## Given data
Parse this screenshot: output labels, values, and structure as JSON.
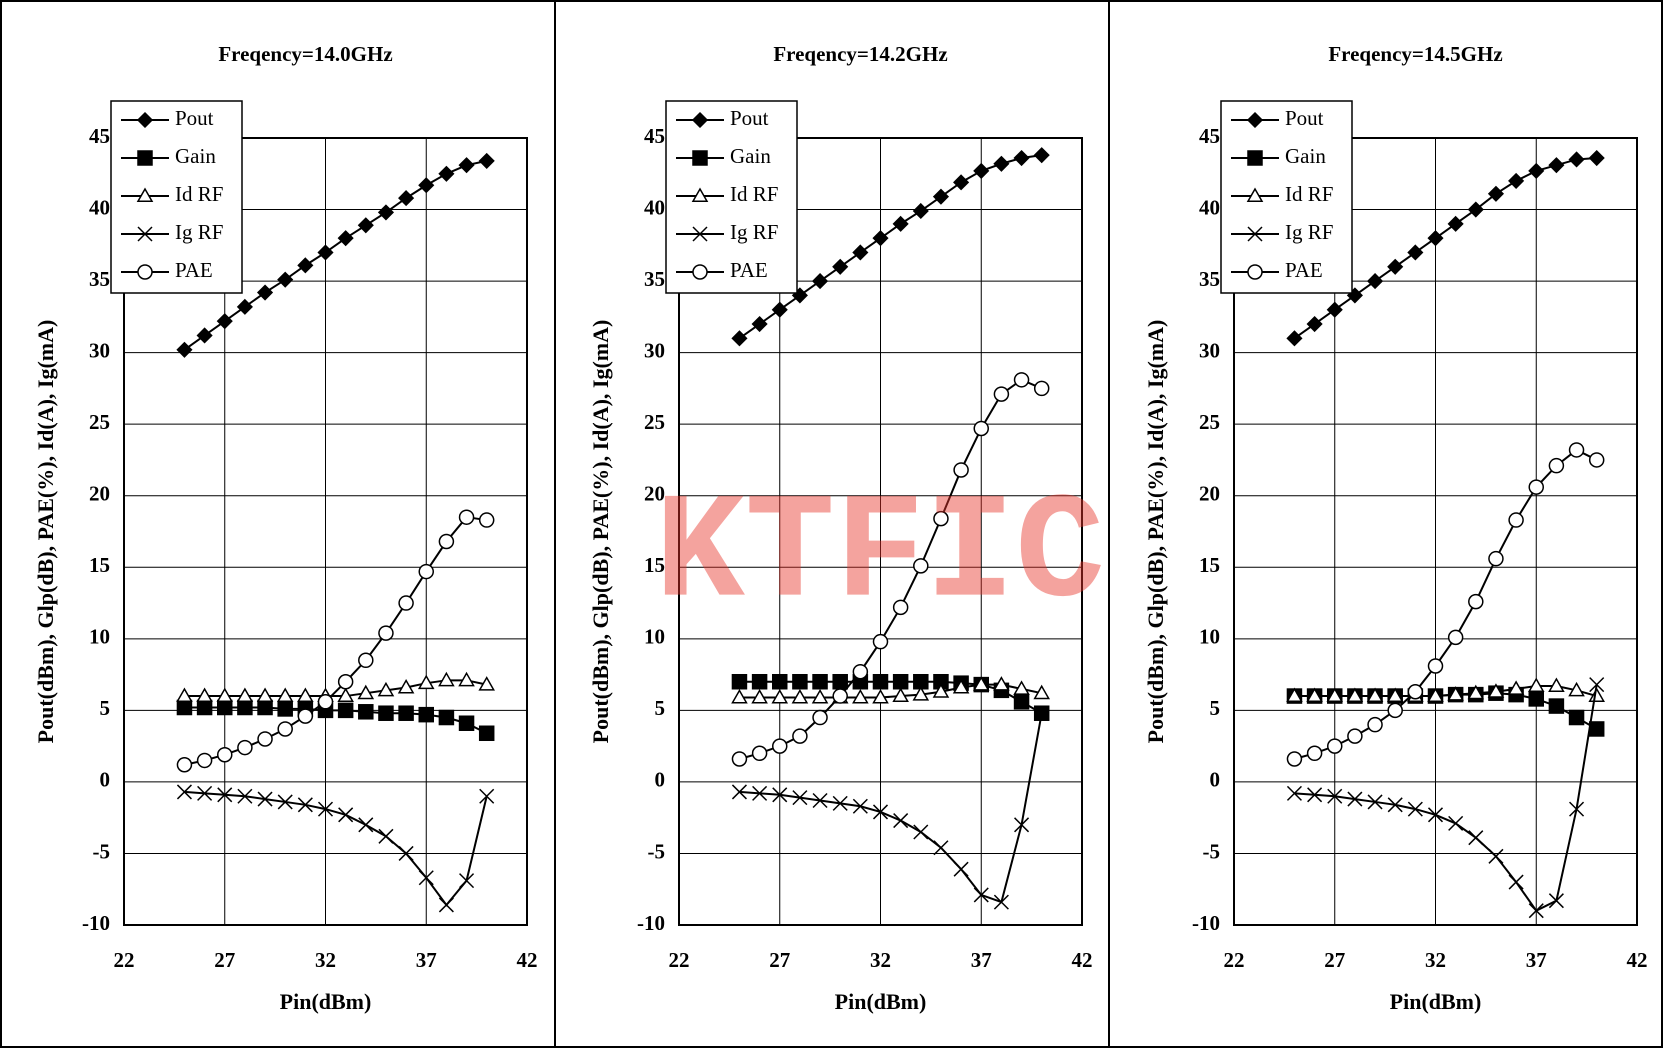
{
  "watermark": "KTFIC",
  "chart_data": [
    {
      "type": "line",
      "title": "Freqency=14.0GHz",
      "xlabel": "Pin(dBm)",
      "ylabel": "Pout(dBm), Glp(dB), PAE(%), Id(A), Ig(mA)",
      "x": [
        25,
        26,
        27,
        28,
        29,
        30,
        31,
        32,
        33,
        34,
        35,
        36,
        37,
        38,
        39,
        40
      ],
      "series": [
        {
          "name": "Pout",
          "marker": "diamond",
          "color": "#000000",
          "values": [
            30.2,
            31.2,
            32.2,
            33.2,
            34.2,
            35.1,
            36.1,
            37.0,
            38.0,
            38.9,
            39.8,
            40.8,
            41.7,
            42.5,
            43.1,
            43.4
          ]
        },
        {
          "name": "Gain",
          "marker": "square",
          "color": "#000000",
          "values": [
            5.2,
            5.2,
            5.2,
            5.2,
            5.2,
            5.1,
            5.1,
            5.0,
            5.0,
            4.9,
            4.8,
            4.8,
            4.7,
            4.5,
            4.1,
            3.4
          ]
        },
        {
          "name": "Id RF",
          "marker": "triangle",
          "color": "#000000",
          "values": [
            6.0,
            6.0,
            6.0,
            6.0,
            6.0,
            6.0,
            6.0,
            6.0,
            6.0,
            6.2,
            6.4,
            6.6,
            6.9,
            7.1,
            7.1,
            6.8
          ]
        },
        {
          "name": "Ig RF",
          "marker": "x",
          "color": "#000000",
          "values": [
            -0.7,
            -0.8,
            -0.9,
            -1.0,
            -1.2,
            -1.4,
            -1.6,
            -1.9,
            -2.3,
            -3.0,
            -3.8,
            -5.0,
            -6.7,
            -8.6,
            -6.9,
            -1.0
          ]
        },
        {
          "name": "PAE",
          "marker": "circle",
          "color": "#000000",
          "values": [
            1.2,
            1.5,
            1.9,
            2.4,
            3.0,
            3.7,
            4.6,
            5.6,
            7.0,
            8.5,
            10.4,
            12.5,
            14.7,
            16.8,
            18.5,
            18.3
          ]
        }
      ],
      "xlim": [
        22,
        42
      ],
      "xticks": [
        22,
        27,
        32,
        37,
        42
      ],
      "ylim": [
        -10,
        45
      ],
      "yticks": [
        -10,
        -5,
        0,
        5,
        10,
        15,
        20,
        25,
        30,
        35,
        40,
        45
      ],
      "grid": true,
      "legend": "upper left"
    },
    {
      "type": "line",
      "title": "Freqency=14.2GHz",
      "xlabel": "Pin(dBm)",
      "ylabel": "Pout(dBm), Glp(dB), PAE(%), Id(A), Ig(mA)",
      "x": [
        25,
        26,
        27,
        28,
        29,
        30,
        31,
        32,
        33,
        34,
        35,
        36,
        37,
        38,
        39,
        40
      ],
      "series": [
        {
          "name": "Pout",
          "marker": "diamond",
          "color": "#000000",
          "values": [
            31.0,
            32.0,
            33.0,
            34.0,
            35.0,
            36.0,
            37.0,
            38.0,
            39.0,
            39.9,
            40.9,
            41.9,
            42.7,
            43.2,
            43.6,
            43.8
          ]
        },
        {
          "name": "Gain",
          "marker": "square",
          "color": "#000000",
          "values": [
            7.0,
            7.0,
            7.0,
            7.0,
            7.0,
            7.0,
            7.0,
            7.0,
            7.0,
            7.0,
            7.0,
            6.9,
            6.8,
            6.4,
            5.6,
            4.8
          ]
        },
        {
          "name": "Id RF",
          "marker": "triangle",
          "color": "#000000",
          "values": [
            5.9,
            5.9,
            5.9,
            5.9,
            5.9,
            5.9,
            5.9,
            5.9,
            6.0,
            6.1,
            6.3,
            6.6,
            6.8,
            6.8,
            6.5,
            6.2
          ]
        },
        {
          "name": "Ig RF",
          "marker": "x",
          "color": "#000000",
          "values": [
            -0.7,
            -0.8,
            -0.9,
            -1.1,
            -1.3,
            -1.5,
            -1.7,
            -2.1,
            -2.7,
            -3.5,
            -4.6,
            -6.1,
            -7.9,
            -8.4,
            -3.0,
            4.8
          ]
        },
        {
          "name": "PAE",
          "marker": "circle",
          "color": "#000000",
          "values": [
            1.6,
            2.0,
            2.5,
            3.2,
            4.5,
            6.0,
            7.7,
            9.8,
            12.2,
            15.1,
            18.4,
            21.8,
            24.7,
            27.1,
            28.1,
            27.5
          ]
        }
      ],
      "xlim": [
        22,
        42
      ],
      "xticks": [
        22,
        27,
        32,
        37,
        42
      ],
      "ylim": [
        -10,
        45
      ],
      "yticks": [
        -10,
        -5,
        0,
        5,
        10,
        15,
        20,
        25,
        30,
        35,
        40,
        45
      ],
      "grid": true,
      "legend": "upper left"
    },
    {
      "type": "line",
      "title": "Freqency=14.5GHz",
      "xlabel": "Pin(dBm)",
      "ylabel": "Pout(dBm), Glp(dB), PAE(%), Id(A), Ig(mA)",
      "x": [
        25,
        26,
        27,
        28,
        29,
        30,
        31,
        32,
        33,
        34,
        35,
        36,
        37,
        38,
        39,
        40
      ],
      "series": [
        {
          "name": "Pout",
          "marker": "diamond",
          "color": "#000000",
          "values": [
            31.0,
            32.0,
            33.0,
            34.0,
            35.0,
            36.0,
            37.0,
            38.0,
            39.0,
            40.0,
            41.1,
            42.0,
            42.7,
            43.1,
            43.5,
            43.6
          ]
        },
        {
          "name": "Gain",
          "marker": "square",
          "color": "#000000",
          "values": [
            6.0,
            6.0,
            6.0,
            6.0,
            6.0,
            6.0,
            6.0,
            6.0,
            6.1,
            6.1,
            6.2,
            6.1,
            5.8,
            5.3,
            4.5,
            3.7
          ]
        },
        {
          "name": "Id RF",
          "marker": "triangle",
          "color": "#000000",
          "values": [
            6.0,
            6.0,
            6.0,
            6.0,
            6.0,
            6.0,
            6.0,
            6.0,
            6.1,
            6.2,
            6.3,
            6.5,
            6.7,
            6.7,
            6.4,
            6.0
          ]
        },
        {
          "name": "Ig RF",
          "marker": "x",
          "color": "#000000",
          "values": [
            -0.8,
            -0.9,
            -1.0,
            -1.2,
            -1.4,
            -1.6,
            -1.9,
            -2.3,
            -2.9,
            -3.9,
            -5.2,
            -7.0,
            -9.0,
            -8.3,
            -1.9,
            6.8
          ]
        },
        {
          "name": "PAE",
          "marker": "circle",
          "color": "#000000",
          "values": [
            1.6,
            2.0,
            2.5,
            3.2,
            4.0,
            5.0,
            6.3,
            8.1,
            10.1,
            12.6,
            15.6,
            18.3,
            20.6,
            22.1,
            23.2,
            22.5
          ]
        }
      ],
      "xlim": [
        22,
        42
      ],
      "xticks": [
        22,
        27,
        32,
        37,
        42
      ],
      "ylim": [
        -10,
        45
      ],
      "yticks": [
        -10,
        -5,
        0,
        5,
        10,
        15,
        20,
        25,
        30,
        35,
        40,
        45
      ],
      "grid": true,
      "legend": "upper left"
    }
  ]
}
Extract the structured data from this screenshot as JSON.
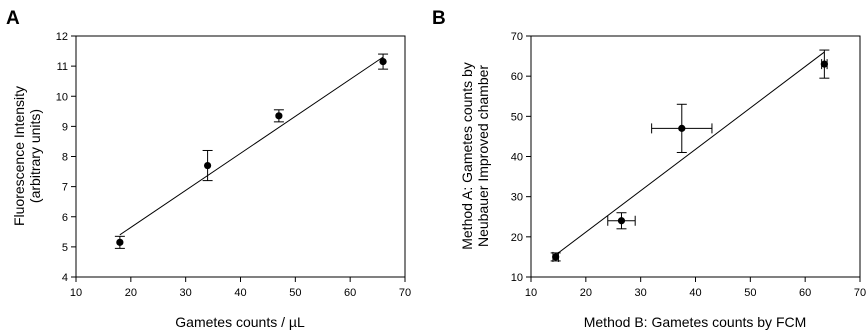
{
  "chart_data": [
    {
      "type": "scatter",
      "panel_label": "A",
      "xlabel": "Gametes counts / µL",
      "ylabel_lines": [
        "Fluorescence Intensity",
        "(arbitrary units)"
      ],
      "xlim": [
        10,
        70
      ],
      "ylim": [
        4,
        12
      ],
      "xticks": [
        "10",
        "20",
        "30",
        "40",
        "50",
        "60",
        "70"
      ],
      "yticks": [
        "4",
        "5",
        "6",
        "7",
        "8",
        "9",
        "10",
        "11",
        "12"
      ],
      "grid": false,
      "points": [
        {
          "x": 18,
          "y": 5.15,
          "yerr_low": 0.2,
          "yerr_high": 0.2
        },
        {
          "x": 34,
          "y": 7.7,
          "yerr_low": 0.5,
          "yerr_high": 0.5
        },
        {
          "x": 47,
          "y": 9.35,
          "yerr_low": 0.2,
          "yerr_high": 0.2
        },
        {
          "x": 66,
          "y": 11.15,
          "yerr_low": 0.25,
          "yerr_high": 0.25
        }
      ],
      "fit_line": {
        "x": [
          18,
          66
        ],
        "y": [
          5.4,
          11.3
        ]
      }
    },
    {
      "type": "scatter",
      "panel_label": "B",
      "xlabel": "Method B: Gametes counts by FCM",
      "ylabel_lines": [
        "Method A: Gametes counts by",
        "Neubauer Improved chamber"
      ],
      "xlim": [
        10,
        70
      ],
      "ylim": [
        10,
        70
      ],
      "xticks": [
        "10",
        "20",
        "30",
        "40",
        "50",
        "60",
        "70"
      ],
      "yticks": [
        "10",
        "20",
        "30",
        "40",
        "50",
        "60",
        "70"
      ],
      "grid": false,
      "points": [
        {
          "x": 14.5,
          "y": 15,
          "yerr_low": 1,
          "yerr_high": 1,
          "xerr_low": 0.5,
          "xerr_high": 0.5
        },
        {
          "x": 26.5,
          "y": 24,
          "yerr_low": 2,
          "yerr_high": 2,
          "xerr_low": 2.5,
          "xerr_high": 2.5
        },
        {
          "x": 37.5,
          "y": 47,
          "yerr_low": 6,
          "yerr_high": 6,
          "xerr_low": 5.5,
          "xerr_high": 5.5
        },
        {
          "x": 63.5,
          "y": 63,
          "yerr_low": 3.5,
          "yerr_high": 3.5,
          "xerr_low": 0.5,
          "xerr_high": 0.5
        }
      ],
      "fit_line": {
        "x": [
          14.5,
          63.5
        ],
        "y": [
          15.5,
          66
        ]
      }
    }
  ]
}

## Goal
Give the count of lines in the data above that hold the string "this", with no additional words.

## Response
2